Consigna 1:
Reproduce sin cambios el fragmento del texto del ejercicio que va de "Uno de los nombres" a "Tenía 25 años.".
Consigna 2:
Según el texto del ejercicio, ¿con quién debía casarse Meena Muska por tradición tras la muerte de su prometido?

Texto del ejercicio:
--
Meena Muska era una de esas poetas que no podía acudir a las reuniones de los sábados y que llamaba a Amail para dictarle sus poemas. Cuando era pequeña, la habían sacado de la escuela y la habían confinado en su casa. De forma autodidacta, había aprendido a escribir poesía. Meena Muska iba a casarse con un hombre al que amaba, pero un día explotó una mina y le dejó sin prometido. La tradición decía que debía casarse con el hermano del muerto, al que ella no amaba. Se llenó de tristeza y lloraba a través de sus landays. Meena, como Rahila, también tuvo un final trágico. Una tarde, su cuñada la escuchó recitar uno de sus versos y pensó que hablaba con un hombre. Le propinaron una paliza y le rompieron su cuaderno de poemas. Meena Muska no pudo soportarlo y se suicidó.

Soy como un tulipán del desierto.
Moriré antes de ser abierto
Y las olas de la brisa del desierto se llevarán mis pétalos.
* * *
Mi dolor se acrecienta mientras mi vida decrece,
moriré con el corazón lleno de esperanza.

Uno de los nombres más conocidos de la literatura afgana escrita por mujeres, y también uno de los casos más flagrantes de su machismo institucionalizado, es el de Nadia Anjuman (1980-2005). Fue una escritora y periodista que murió asesinada a golpes por su marido y la familia de este, quienes le denegaron auxilio médico. Tenía 25 años.
--
Entradas de datos guardadas:
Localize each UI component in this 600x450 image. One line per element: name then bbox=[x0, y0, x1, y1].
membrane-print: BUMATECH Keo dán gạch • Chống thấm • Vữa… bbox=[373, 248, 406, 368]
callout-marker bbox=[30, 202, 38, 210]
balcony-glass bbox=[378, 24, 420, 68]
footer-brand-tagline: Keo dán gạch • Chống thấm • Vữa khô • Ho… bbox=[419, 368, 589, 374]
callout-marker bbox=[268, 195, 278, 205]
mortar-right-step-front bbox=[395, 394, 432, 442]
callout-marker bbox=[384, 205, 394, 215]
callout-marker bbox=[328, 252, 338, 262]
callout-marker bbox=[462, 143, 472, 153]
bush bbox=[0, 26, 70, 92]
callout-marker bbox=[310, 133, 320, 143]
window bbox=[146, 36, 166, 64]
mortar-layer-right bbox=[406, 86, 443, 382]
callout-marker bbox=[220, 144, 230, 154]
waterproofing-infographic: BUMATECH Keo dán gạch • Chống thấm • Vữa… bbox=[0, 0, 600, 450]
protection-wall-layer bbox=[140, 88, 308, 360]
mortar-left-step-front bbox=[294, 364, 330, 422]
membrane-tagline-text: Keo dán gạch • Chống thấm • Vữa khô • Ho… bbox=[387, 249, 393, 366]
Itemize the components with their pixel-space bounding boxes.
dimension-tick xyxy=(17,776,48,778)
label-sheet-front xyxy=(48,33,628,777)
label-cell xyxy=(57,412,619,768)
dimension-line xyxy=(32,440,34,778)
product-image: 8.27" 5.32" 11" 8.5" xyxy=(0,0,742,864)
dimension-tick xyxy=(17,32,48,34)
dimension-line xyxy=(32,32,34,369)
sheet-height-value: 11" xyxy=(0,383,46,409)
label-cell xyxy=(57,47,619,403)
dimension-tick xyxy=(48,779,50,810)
--
Respuesta 1:
Uno de los nombres más conocidos de la literatura afgana escrita por mujeres, y también uno de los casos más flagrantes de su machismo institucionalizado, es el de Nadia Anjuman (1980-2005). Fue una escritora y periodista que murió asesinada a golpes por su marido y la familia de este, quienes le denegaron auxilio médico. Tenía 25 años.

Respuesta 2:
Con el hermano de su prometido muerto, al que ella no amaba.